'''
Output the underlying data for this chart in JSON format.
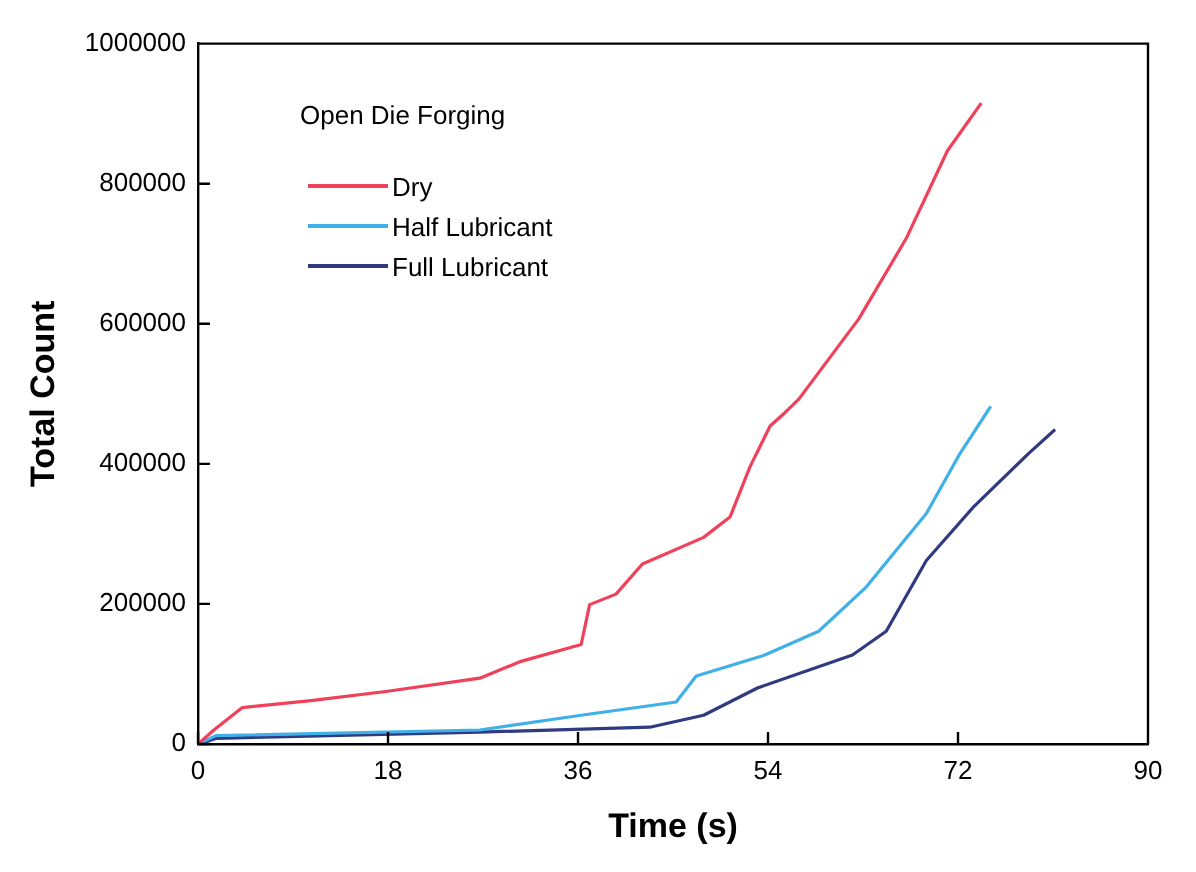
{
  "chart_data": {
    "type": "line",
    "xlabel": "Time (s)",
    "ylabel": "Total Count",
    "legend_title": "Open Die Forging",
    "xlim": [
      0,
      90
    ],
    "xticks": [
      0,
      18,
      36,
      54,
      72,
      90
    ],
    "ylim": [
      0,
      1000000
    ],
    "yticks": [
      0,
      200000,
      400000,
      600000,
      800000,
      1000000
    ],
    "grid": false,
    "legend": "top left",
    "marker": "none",
    "line_style": "solid",
    "series": [
      {
        "name": "Dry",
        "color": "#f0405a",
        "x": [
          0,
          1.5,
          4.2,
          10.7,
          17.8,
          26.7,
          30.6,
          36.3,
          37.1,
          39.6,
          42.1,
          47.9,
          50.4,
          52.3,
          54.2,
          55.6,
          56.9,
          62.6,
          67.1,
          71,
          74.2
        ],
        "values": [
          0,
          20000,
          52000,
          62000,
          75000,
          94000,
          118000,
          142000,
          199000,
          214000,
          257000,
          295000,
          324000,
          396000,
          454000,
          473000,
          492000,
          607000,
          722000,
          847000,
          915000
        ]
      },
      {
        "name": "Half Lubricant",
        "color": "#40b0e8",
        "x": [
          0,
          1.7,
          26.7,
          36.3,
          45.3,
          47.2,
          53.7,
          58.8,
          63.3,
          69,
          72.2,
          75.1
        ],
        "values": [
          0,
          12000,
          20000,
          41000,
          60000,
          97000,
          127000,
          161000,
          224000,
          329000,
          415000,
          482000
        ]
      },
      {
        "name": "Full Lubricant",
        "color": "#303a80",
        "x": [
          0,
          1.7,
          26.7,
          42.8,
          47.9,
          53,
          62,
          65.2,
          69,
          73.5,
          78.7,
          81.2
        ],
        "values": [
          0,
          8000,
          17000,
          24000,
          41000,
          80000,
          127000,
          161000,
          262000,
          339000,
          415000,
          449000
        ]
      }
    ]
  }
}
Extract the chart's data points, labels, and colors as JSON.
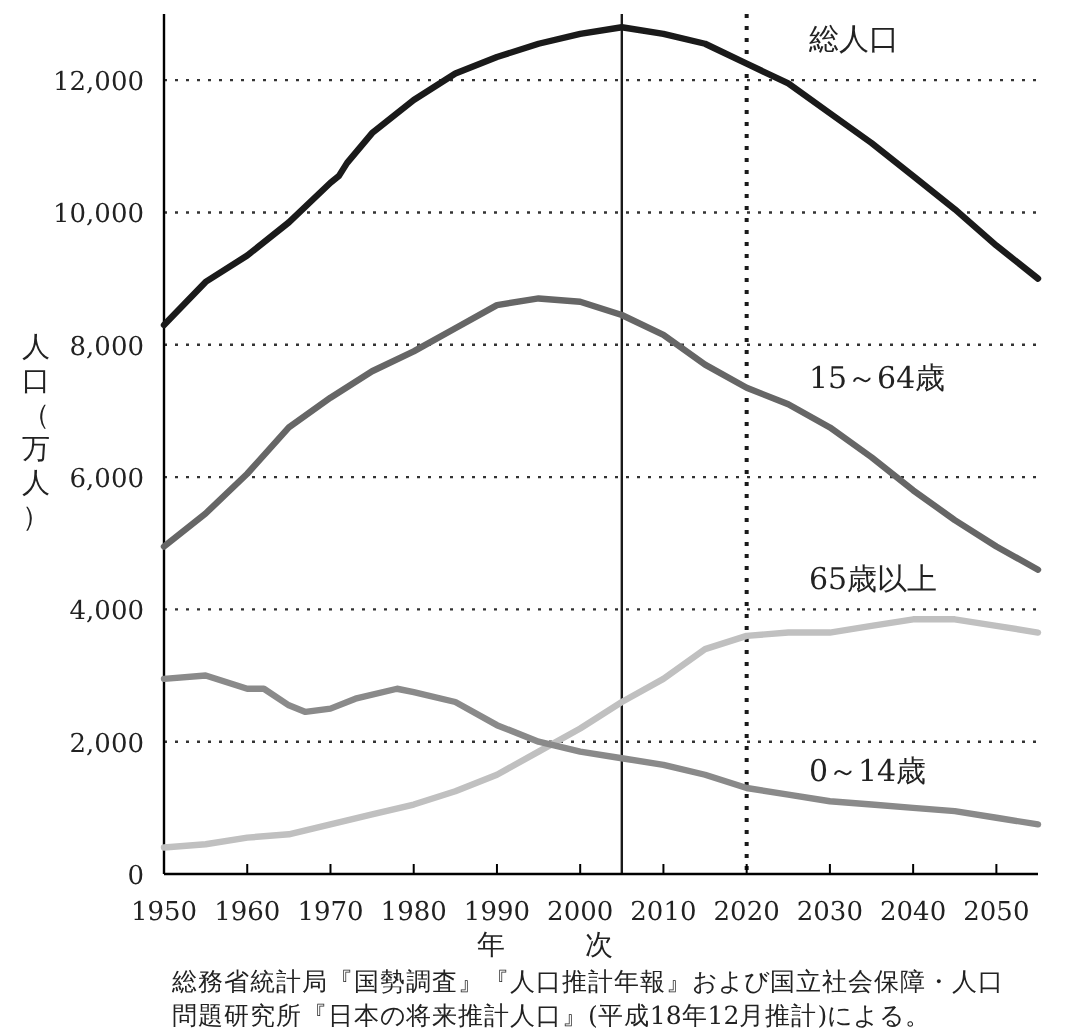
{
  "chart_data": {
    "type": "line",
    "xlabel": "年次",
    "ylabel": "人口（万人）",
    "xlim": [
      1950,
      2055
    ],
    "ylim": [
      0,
      13000
    ],
    "xticks": [
      1950,
      1960,
      1970,
      1980,
      1990,
      2000,
      2010,
      2020,
      2030,
      2040,
      2050
    ],
    "yticks": [
      0,
      {
        "value": 2000,
        "label": "2,000"
      },
      {
        "value": 4000,
        "label": "4,000"
      },
      {
        "value": 6000,
        "label": "6,000"
      },
      {
        "value": 8000,
        "label": "8,000"
      },
      {
        "value": 10000,
        "label": "10,000"
      },
      {
        "value": 12000,
        "label": "12,000"
      }
    ],
    "grid": "y",
    "legend": false,
    "marker": "none",
    "line_style": "solid",
    "series": [
      {
        "name": "総人口",
        "color": "#1a1a1a",
        "x": [
          1950,
          1955,
          1960,
          1965,
          1970,
          1971,
          1972,
          1975,
          1980,
          1985,
          1990,
          1995,
          2000,
          2005,
          2010,
          2015,
          2020,
          2025,
          2030,
          2035,
          2040,
          2045,
          2050,
          2055
        ],
        "values": [
          8300,
          8950,
          9350,
          9850,
          10450,
          10550,
          10750,
          11200,
          11700,
          12100,
          12350,
          12550,
          12700,
          12800,
          12700,
          12550,
          12250,
          11950,
          11500,
          11050,
          10550,
          10050,
          9500,
          9000
        ]
      },
      {
        "name": "15～64歳",
        "color": "#666666",
        "x": [
          1950,
          1955,
          1960,
          1965,
          1970,
          1975,
          1980,
          1985,
          1990,
          1995,
          2000,
          2005,
          2010,
          2015,
          2020,
          2025,
          2030,
          2035,
          2040,
          2045,
          2050,
          2055
        ],
        "values": [
          4950,
          5450,
          6050,
          6750,
          7200,
          7600,
          7900,
          8250,
          8600,
          8700,
          8650,
          8450,
          8150,
          7700,
          7350,
          7100,
          6750,
          6300,
          5800,
          5350,
          4950,
          4600
        ]
      },
      {
        "name": "65歳以上",
        "color": "#c0c0c0",
        "x": [
          1950,
          1955,
          1960,
          1965,
          1970,
          1975,
          1980,
          1985,
          1990,
          1995,
          2000,
          2005,
          2010,
          2015,
          2020,
          2025,
          2030,
          2035,
          2040,
          2045,
          2050,
          2055
        ],
        "values": [
          400,
          450,
          550,
          600,
          750,
          900,
          1050,
          1250,
          1500,
          1850,
          2200,
          2600,
          2950,
          3400,
          3600,
          3650,
          3650,
          3750,
          3850,
          3850,
          3750,
          3650
        ]
      },
      {
        "name": "0～14歳",
        "color": "#8a8a8a",
        "x": [
          1950,
          1955,
          1960,
          1962,
          1965,
          1967,
          1970,
          1973,
          1978,
          1980,
          1985,
          1990,
          1995,
          2000,
          2005,
          2010,
          2015,
          2020,
          2025,
          2030,
          2035,
          2040,
          2045,
          2050,
          2055
        ],
        "values": [
          2950,
          3000,
          2800,
          2800,
          2550,
          2450,
          2500,
          2650,
          2800,
          2750,
          2600,
          2250,
          2000,
          1850,
          1750,
          1650,
          1500,
          1300,
          1200,
          1100,
          1050,
          1000,
          950,
          850,
          750
        ]
      }
    ],
    "ref_lines": [
      {
        "axis": "x",
        "value": 2005,
        "color": "#1a1a1a",
        "line_style": "solid"
      },
      {
        "axis": "x",
        "value": 2020,
        "color": "#1a1a1a",
        "line_style": "dotted"
      }
    ],
    "annotations": [
      "総務省統計局『国勢調査』『人口推計年報』および国立社会保障・人口",
      "問題研究所『日本の将来推計人口』(平成18年12月推計)による。"
    ]
  }
}
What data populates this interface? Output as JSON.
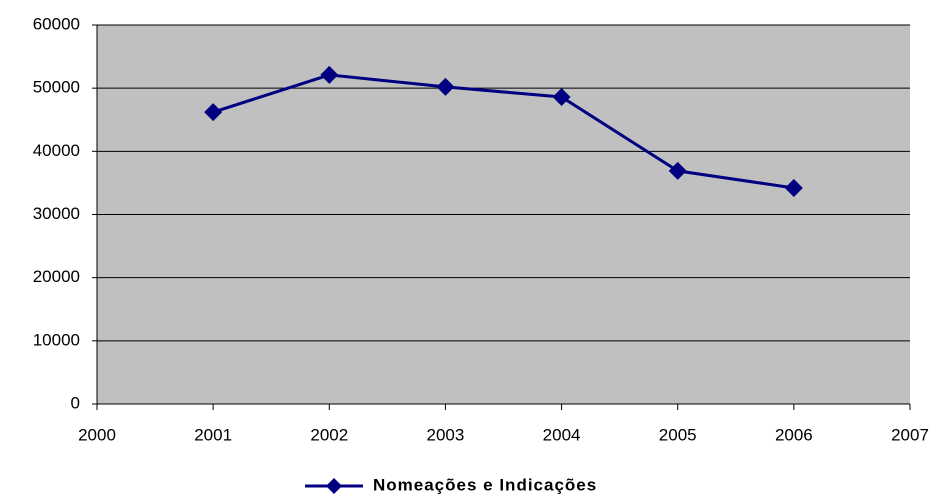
{
  "chart_data": {
    "type": "line",
    "x": [
      2001,
      2002,
      2003,
      2004,
      2005,
      2006
    ],
    "series": [
      {
        "name": "Nomeações e Indicações",
        "color": "#000080",
        "values": [
          46200,
          52100,
          50200,
          48600,
          36900,
          34200
        ]
      }
    ],
    "xlim": [
      2000,
      2007
    ],
    "xticks": [
      2000,
      2001,
      2002,
      2003,
      2004,
      2005,
      2006,
      2007
    ],
    "ylim": [
      0,
      60000
    ],
    "yticks": [
      0,
      10000,
      20000,
      30000,
      40000,
      50000,
      60000
    ],
    "grid": true,
    "plot_background": "#c0c0c0",
    "legend": "bottom"
  }
}
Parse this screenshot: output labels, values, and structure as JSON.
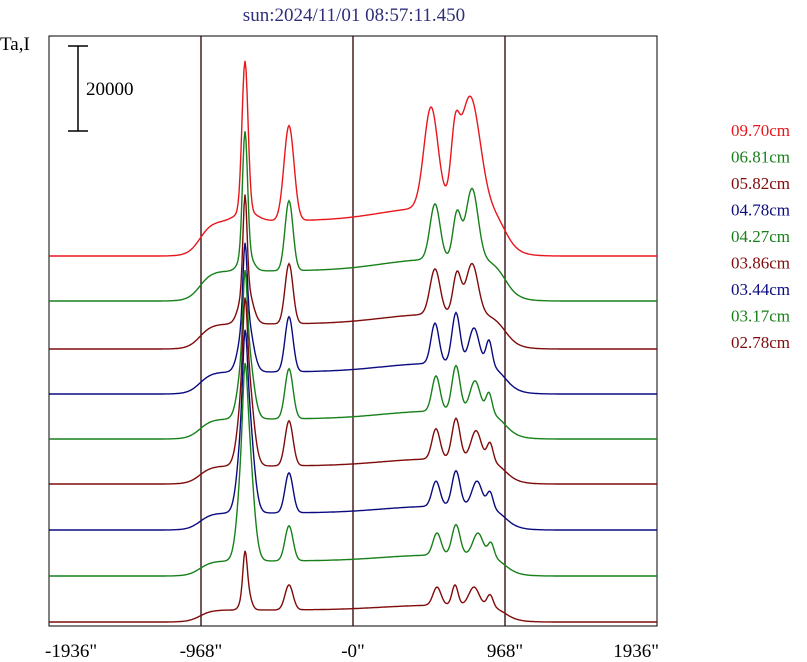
{
  "chart_data": {
    "type": "line",
    "title": "sun:2024/11/01 08:57:11.450",
    "ylabel": "Ta,I",
    "xlabel": "",
    "x_ticks": [
      {
        "value": -1936,
        "label": "-1936\""
      },
      {
        "value": -968,
        "label": "-968\""
      },
      {
        "value": 0,
        "label": "-0\""
      },
      {
        "value": 968,
        "label": "968\""
      },
      {
        "value": 1936,
        "label": "1936\""
      }
    ],
    "xlim": [
      -1936,
      1936
    ],
    "scale_bar": {
      "value": 20000,
      "label": "20000"
    },
    "grid_x": [
      -968,
      0,
      968
    ],
    "series": [
      {
        "name": "09.70cm",
        "color": "#e8161c"
      },
      {
        "name": "06.81cm",
        "color": "#17801a"
      },
      {
        "name": "05.82cm",
        "color": "#7f0b0b"
      },
      {
        "name": "04.78cm",
        "color": "#0b0b80"
      },
      {
        "name": "04.27cm",
        "color": "#17801a"
      },
      {
        "name": "03.86cm",
        "color": "#7f0b0b"
      },
      {
        "name": "03.44cm",
        "color": "#0b0b80"
      },
      {
        "name": "03.17cm",
        "color": "#17801a"
      },
      {
        "name": "02.78cm",
        "color": "#7f0b0b"
      }
    ]
  }
}
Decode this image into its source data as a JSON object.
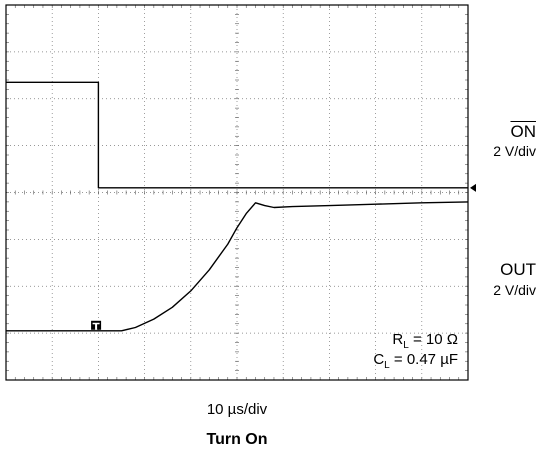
{
  "chart_data": {
    "type": "line",
    "title": "Turn On",
    "x_scale_label": "10 µs/div",
    "grid": true,
    "divisions": {
      "x": 10,
      "y": 8
    },
    "channels": [
      {
        "name_prefix": "",
        "name_overlined": "ON",
        "scale": "2 V/div",
        "marker": "arrow",
        "x_div": [
          0,
          2.0,
          2.0,
          10
        ],
        "y_div": [
          6.35,
          6.35,
          4.1,
          4.1
        ]
      },
      {
        "name_prefix": "OUT",
        "name_overlined": "",
        "scale": "2 V/div",
        "marker": "T",
        "x_div": [
          0,
          1.5,
          2.5,
          2.8,
          3.2,
          3.6,
          4.0,
          4.4,
          4.8,
          5.0,
          5.2,
          5.4,
          5.6,
          5.8,
          6.2,
          7.0,
          8.0,
          9.0,
          10
        ],
        "y_div": [
          1.05,
          1.05,
          1.05,
          1.12,
          1.3,
          1.55,
          1.9,
          2.35,
          2.9,
          3.25,
          3.55,
          3.78,
          3.72,
          3.68,
          3.7,
          3.72,
          3.75,
          3.78,
          3.8
        ]
      }
    ],
    "annotations": {
      "rl_sym": "R",
      "rl_sub": "L",
      "rl_val": " = 10 Ω",
      "cl_sym": "C",
      "cl_sub": "L",
      "cl_val": " = 0.47 µF"
    }
  }
}
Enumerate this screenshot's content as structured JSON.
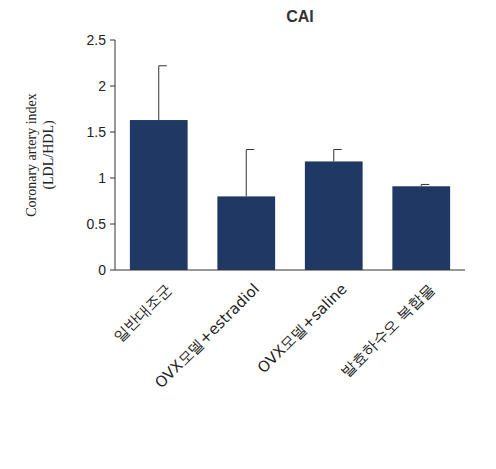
{
  "chart_data": {
    "type": "bar",
    "title": "CAI",
    "ylabel": [
      "Coronary artery index",
      "(LDL/HDL)"
    ],
    "categories": [
      "일반대조군",
      "OVX모델+estradiol",
      "OVX모델+saline",
      "발효하수오 복합물"
    ],
    "values": [
      1.63,
      0.8,
      1.18,
      0.91
    ],
    "errors": [
      0.59,
      0.51,
      0.13,
      0.02
    ],
    "color": "#1f3864",
    "ylim": [
      0,
      2.5
    ],
    "yticks": [
      0,
      0.5,
      1,
      1.5,
      2,
      2.5
    ],
    "grid": false
  }
}
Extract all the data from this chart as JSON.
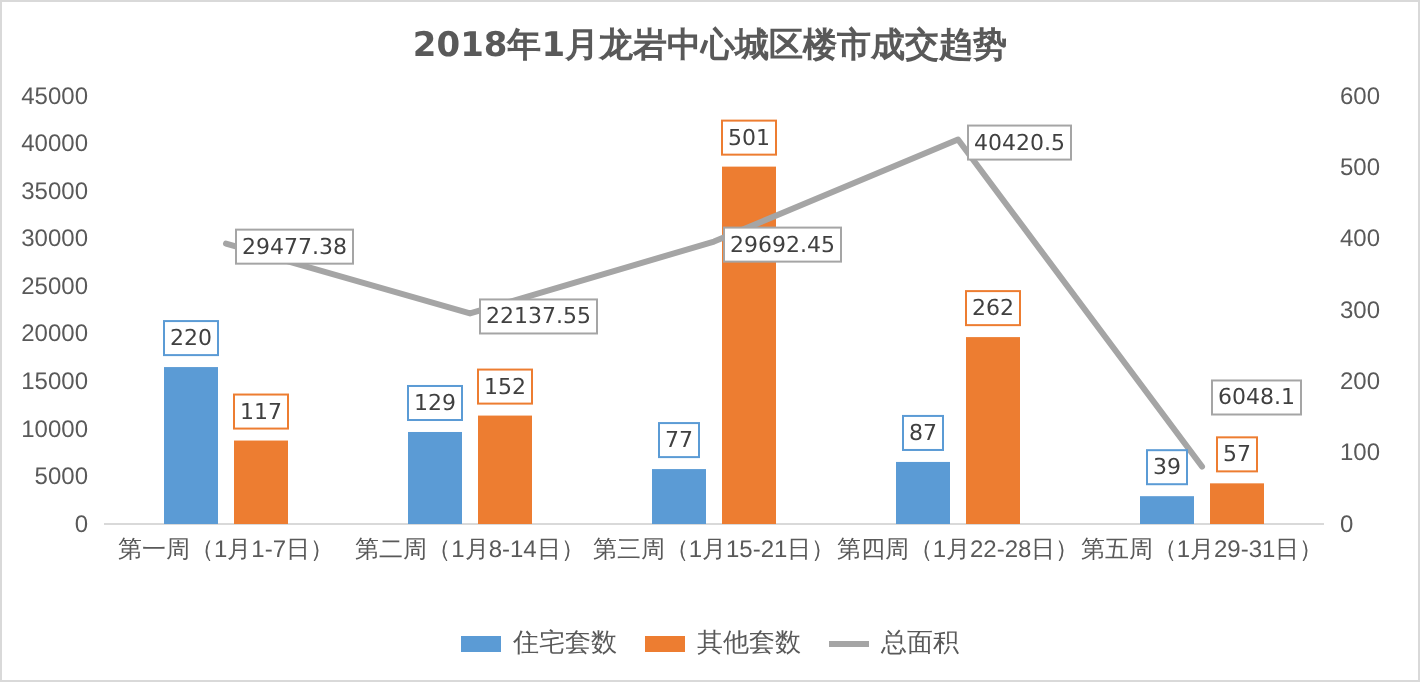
{
  "chart_data": {
    "type": "bar",
    "title": "2018年1月龙岩中心城区楼市成交趋势",
    "categories": [
      "第一周（1月1-7日）",
      "第二周（1月8-14日）",
      "第三周（1月15-21日）",
      "第四周（1月22-28日）",
      "第五周（1月29-31日）"
    ],
    "series": [
      {
        "name": "住宅套数",
        "color": "#5b9bd5",
        "axis": "y2",
        "values": [
          220,
          129,
          77,
          87,
          39
        ]
      },
      {
        "name": "其他套数",
        "color": "#ed7d31",
        "axis": "y2",
        "values": [
          117,
          152,
          501,
          262,
          57
        ]
      },
      {
        "name": "总面积",
        "color": "#a5a5a5",
        "type": "line",
        "values": [
          29477.38,
          22137.55,
          29692.45,
          40420.5,
          6048.1
        ]
      }
    ],
    "ylim": [
      0,
      45000
    ],
    "yticks": [
      0,
      5000,
      10000,
      15000,
      20000,
      25000,
      30000,
      35000,
      40000,
      45000
    ],
    "y2lim": [
      0,
      600
    ],
    "y2ticks": [
      0,
      100,
      200,
      300,
      400,
      500,
      600
    ],
    "data_labels": true,
    "legend": "bottom"
  }
}
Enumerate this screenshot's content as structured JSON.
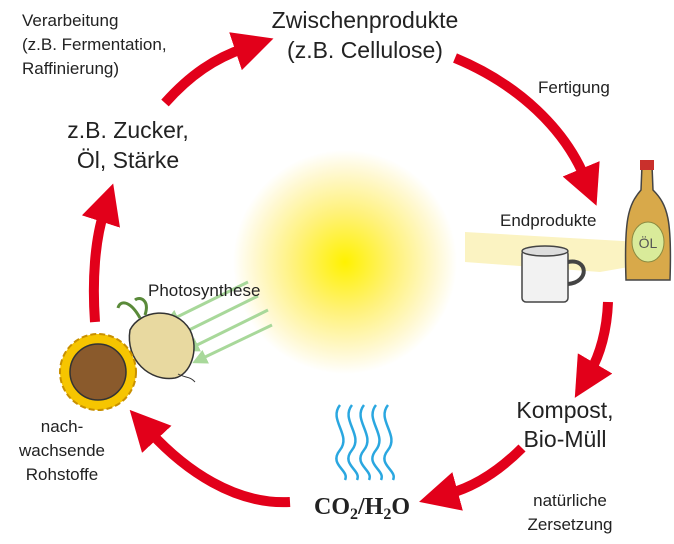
{
  "labels": {
    "verarbeitung": [
      "Verarbeitung",
      "(z.B. Fermentation,",
      "Raffinierung)"
    ],
    "zwischenprodukte": [
      "Zwischenprodukte",
      "(z.B. Cellulose)"
    ],
    "fertigung": [
      "Fertigung"
    ],
    "zucker": [
      "z.B. Zucker,",
      "Öl, Stärke"
    ],
    "endprodukte": [
      "Endprodukte"
    ],
    "bottle": [
      "ÖL"
    ],
    "photosynthese": [
      "Photosynthese"
    ],
    "kompost": [
      "Kompost,",
      "Bio-Müll"
    ],
    "rohstoffe": [
      "nach-",
      "wachsende",
      "Rohstoffe"
    ],
    "zersetzung": [
      "natürliche",
      "Zersetzung"
    ],
    "formula": [
      "CO",
      "2",
      "/H",
      "2",
      "O"
    ]
  }
}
'''
▸ Exercise requirements
Gather every line from the listing above in which "JSON" appears, and copy those lines.

▸ Solution to this problem
Output the underlying data for this chart in JSON format.
Extract the chart's data points, labels, and colors as JSON.
What data populates this interface? Output as JSON.
Parse this screenshot: output labels, values, and structure as JSON.
Decode this image into its source data as a JSON object.
Enumerate this screenshot's content as structured JSON.
Extract all the data from this chart as JSON.
Enumerate this screenshot's content as structured JSON.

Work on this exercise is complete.